The task: Copy out all lines with the word "time" in them.

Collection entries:
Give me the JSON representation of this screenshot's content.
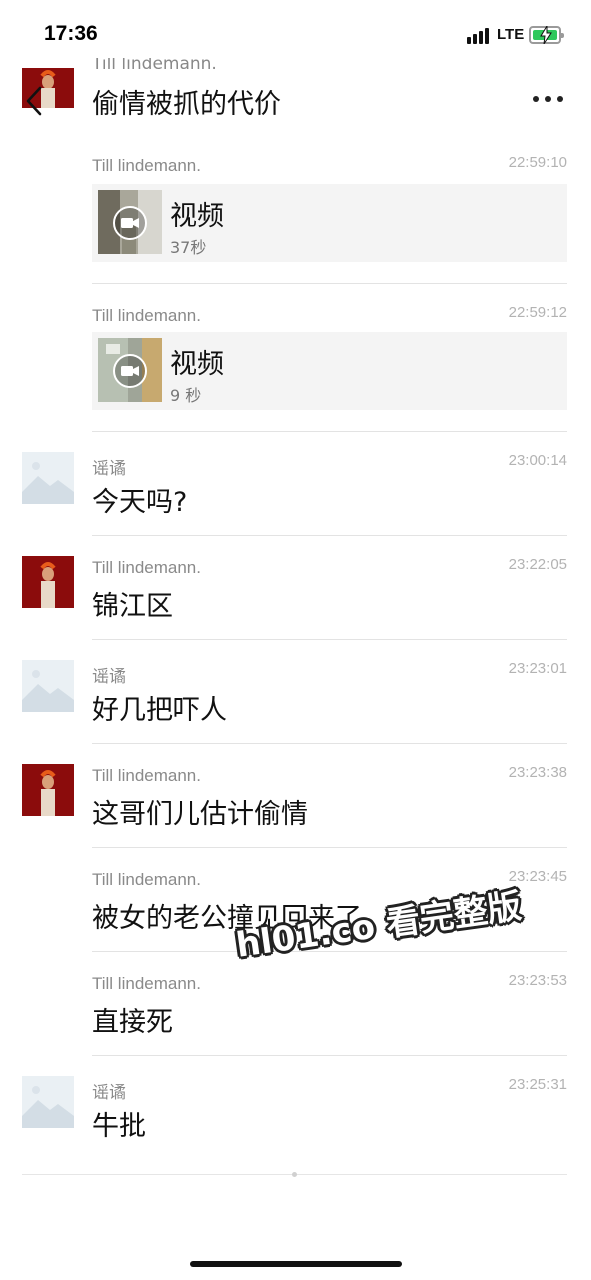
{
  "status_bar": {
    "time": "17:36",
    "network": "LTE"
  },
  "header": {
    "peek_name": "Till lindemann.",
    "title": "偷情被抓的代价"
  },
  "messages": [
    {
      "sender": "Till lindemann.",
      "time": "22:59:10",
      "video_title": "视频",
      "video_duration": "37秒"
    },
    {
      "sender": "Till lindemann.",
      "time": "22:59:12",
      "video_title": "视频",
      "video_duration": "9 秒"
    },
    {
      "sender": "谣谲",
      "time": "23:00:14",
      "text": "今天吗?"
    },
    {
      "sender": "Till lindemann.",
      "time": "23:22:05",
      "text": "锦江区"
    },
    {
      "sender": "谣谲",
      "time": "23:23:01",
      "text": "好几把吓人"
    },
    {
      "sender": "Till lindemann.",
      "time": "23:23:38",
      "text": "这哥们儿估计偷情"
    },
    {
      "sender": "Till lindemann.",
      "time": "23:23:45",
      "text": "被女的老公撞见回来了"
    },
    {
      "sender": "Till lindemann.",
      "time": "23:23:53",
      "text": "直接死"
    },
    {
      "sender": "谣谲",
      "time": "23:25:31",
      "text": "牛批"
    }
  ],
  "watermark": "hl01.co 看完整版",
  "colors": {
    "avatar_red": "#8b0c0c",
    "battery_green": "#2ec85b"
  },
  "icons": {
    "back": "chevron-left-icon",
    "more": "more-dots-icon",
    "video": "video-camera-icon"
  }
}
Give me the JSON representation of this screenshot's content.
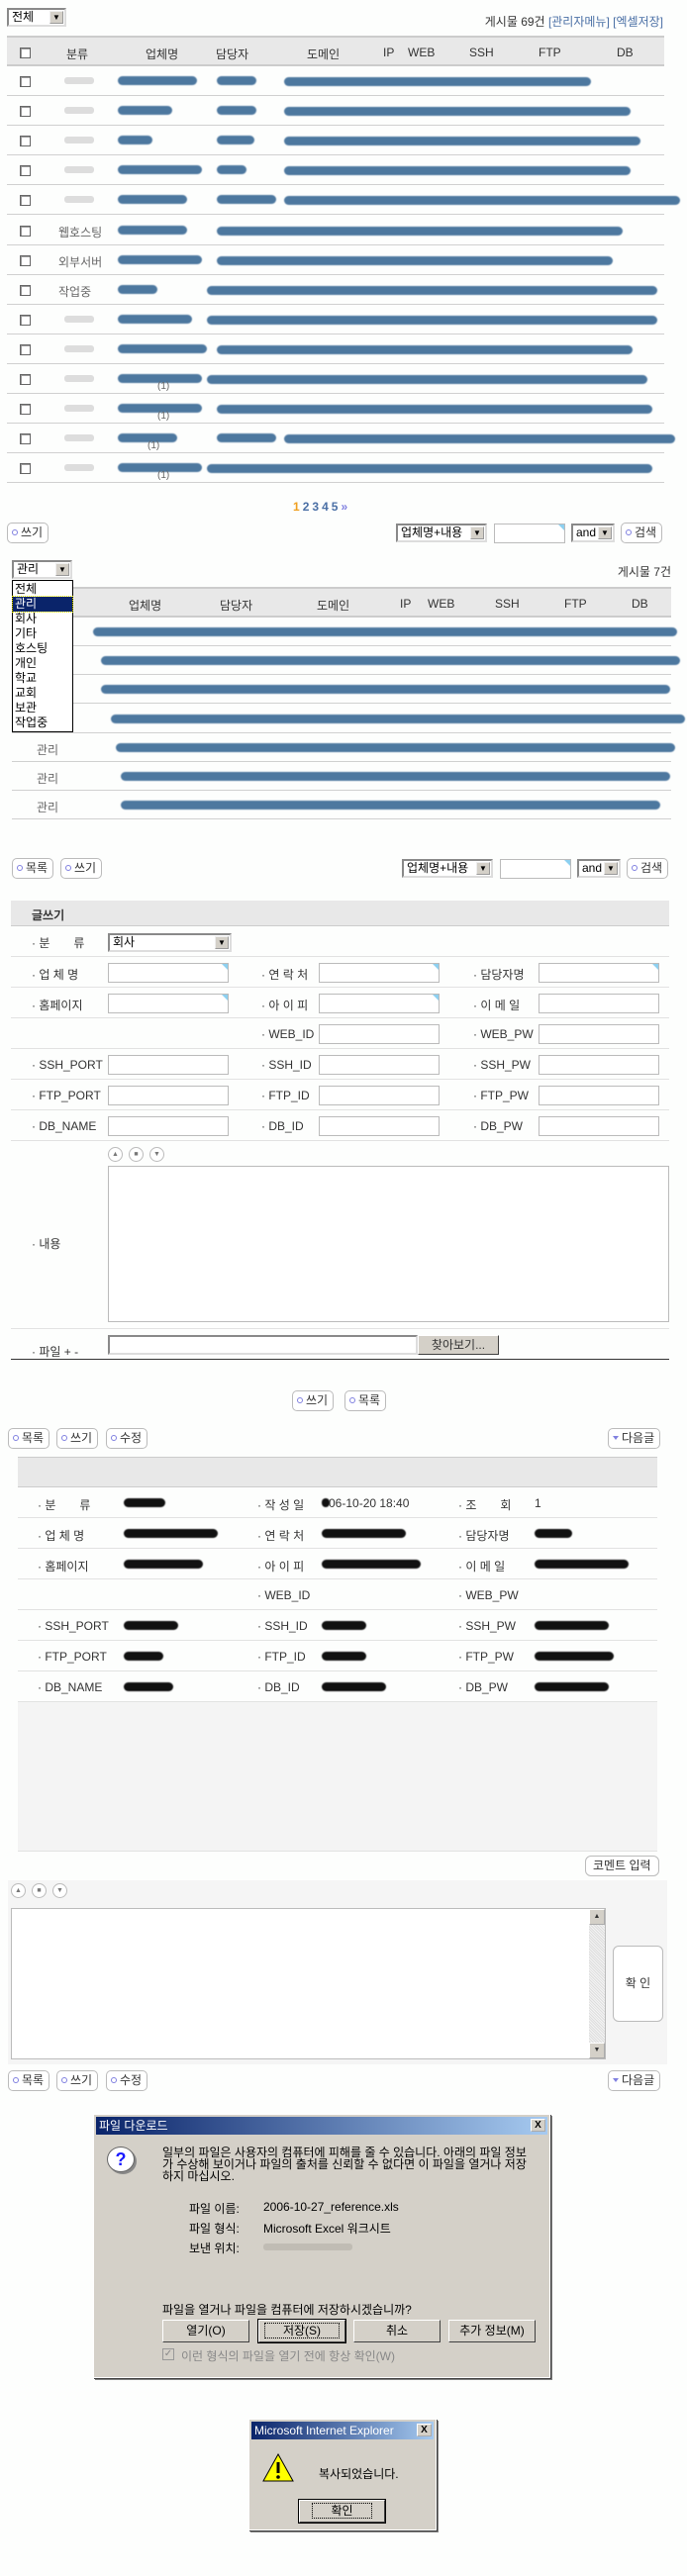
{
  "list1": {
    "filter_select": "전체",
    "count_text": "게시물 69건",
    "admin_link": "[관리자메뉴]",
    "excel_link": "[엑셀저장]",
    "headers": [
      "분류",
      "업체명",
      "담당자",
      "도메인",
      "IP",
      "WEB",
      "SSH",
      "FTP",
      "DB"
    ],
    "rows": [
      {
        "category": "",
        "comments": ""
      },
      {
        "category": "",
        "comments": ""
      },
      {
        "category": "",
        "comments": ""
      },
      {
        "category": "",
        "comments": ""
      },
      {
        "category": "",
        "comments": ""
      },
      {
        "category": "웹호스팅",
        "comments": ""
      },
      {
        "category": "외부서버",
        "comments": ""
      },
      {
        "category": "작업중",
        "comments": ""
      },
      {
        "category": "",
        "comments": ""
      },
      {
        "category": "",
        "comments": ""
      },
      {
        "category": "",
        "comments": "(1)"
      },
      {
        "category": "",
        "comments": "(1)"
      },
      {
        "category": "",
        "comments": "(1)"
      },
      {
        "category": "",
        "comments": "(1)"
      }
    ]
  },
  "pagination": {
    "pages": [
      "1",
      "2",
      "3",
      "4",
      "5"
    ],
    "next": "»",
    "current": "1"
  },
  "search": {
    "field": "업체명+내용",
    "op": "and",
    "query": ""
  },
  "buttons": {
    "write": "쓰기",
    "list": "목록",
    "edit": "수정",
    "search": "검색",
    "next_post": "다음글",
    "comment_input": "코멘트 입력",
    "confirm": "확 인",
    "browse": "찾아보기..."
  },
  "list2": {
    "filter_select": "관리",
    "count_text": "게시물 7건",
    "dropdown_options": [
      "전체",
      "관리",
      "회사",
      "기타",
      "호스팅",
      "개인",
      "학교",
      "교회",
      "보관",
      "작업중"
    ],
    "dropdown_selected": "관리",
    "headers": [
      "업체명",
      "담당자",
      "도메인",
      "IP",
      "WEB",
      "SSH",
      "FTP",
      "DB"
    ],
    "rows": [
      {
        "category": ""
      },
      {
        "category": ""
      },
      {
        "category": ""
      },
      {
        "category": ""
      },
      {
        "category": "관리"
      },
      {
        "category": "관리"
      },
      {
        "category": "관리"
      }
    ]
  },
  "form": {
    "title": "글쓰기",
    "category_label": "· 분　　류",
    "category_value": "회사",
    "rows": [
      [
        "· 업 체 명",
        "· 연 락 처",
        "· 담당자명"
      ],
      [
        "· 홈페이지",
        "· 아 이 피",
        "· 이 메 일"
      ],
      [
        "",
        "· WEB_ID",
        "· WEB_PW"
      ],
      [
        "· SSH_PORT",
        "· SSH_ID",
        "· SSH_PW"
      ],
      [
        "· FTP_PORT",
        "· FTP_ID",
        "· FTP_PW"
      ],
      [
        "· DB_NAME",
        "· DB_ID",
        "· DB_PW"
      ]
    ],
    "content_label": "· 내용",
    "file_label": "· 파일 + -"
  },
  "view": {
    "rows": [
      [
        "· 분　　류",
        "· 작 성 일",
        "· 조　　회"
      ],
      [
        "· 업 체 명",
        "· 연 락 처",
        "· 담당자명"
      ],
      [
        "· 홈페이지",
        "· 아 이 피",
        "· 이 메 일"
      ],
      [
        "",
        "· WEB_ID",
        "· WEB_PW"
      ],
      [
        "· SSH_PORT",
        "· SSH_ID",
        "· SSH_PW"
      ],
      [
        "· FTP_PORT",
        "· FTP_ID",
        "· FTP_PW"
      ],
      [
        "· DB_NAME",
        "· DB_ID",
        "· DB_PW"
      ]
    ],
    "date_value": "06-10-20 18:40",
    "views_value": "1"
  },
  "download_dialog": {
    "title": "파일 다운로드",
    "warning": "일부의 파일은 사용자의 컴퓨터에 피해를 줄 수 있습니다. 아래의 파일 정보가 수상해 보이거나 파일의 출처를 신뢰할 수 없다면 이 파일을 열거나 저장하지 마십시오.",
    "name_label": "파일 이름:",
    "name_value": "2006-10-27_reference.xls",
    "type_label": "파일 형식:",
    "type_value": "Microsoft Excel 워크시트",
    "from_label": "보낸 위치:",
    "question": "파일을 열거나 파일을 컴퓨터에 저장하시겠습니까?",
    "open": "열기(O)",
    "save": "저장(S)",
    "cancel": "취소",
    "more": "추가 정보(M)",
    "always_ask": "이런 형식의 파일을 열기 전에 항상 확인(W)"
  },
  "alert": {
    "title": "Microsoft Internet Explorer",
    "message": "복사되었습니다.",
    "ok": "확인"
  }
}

* * *

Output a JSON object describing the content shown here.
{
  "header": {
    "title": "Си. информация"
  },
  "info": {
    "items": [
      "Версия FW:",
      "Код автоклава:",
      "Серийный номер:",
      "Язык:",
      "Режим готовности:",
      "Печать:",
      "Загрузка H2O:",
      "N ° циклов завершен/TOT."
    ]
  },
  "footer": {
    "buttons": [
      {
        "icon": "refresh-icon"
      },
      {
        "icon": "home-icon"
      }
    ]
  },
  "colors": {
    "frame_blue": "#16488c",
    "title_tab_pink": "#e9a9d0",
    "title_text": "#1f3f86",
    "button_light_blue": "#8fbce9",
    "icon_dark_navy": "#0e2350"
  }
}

Written solution:
    "time": "17:36",
      "time": "22:59:10",
      "time": "22:59:12",
      "time": "23:00:14",
      "time": "23:22:05",
      "time": "23:23:01",
      "time": "23:23:38",
      "time": "23:23:45",
      "time": "23:23:53",
      "time": "23:25:31",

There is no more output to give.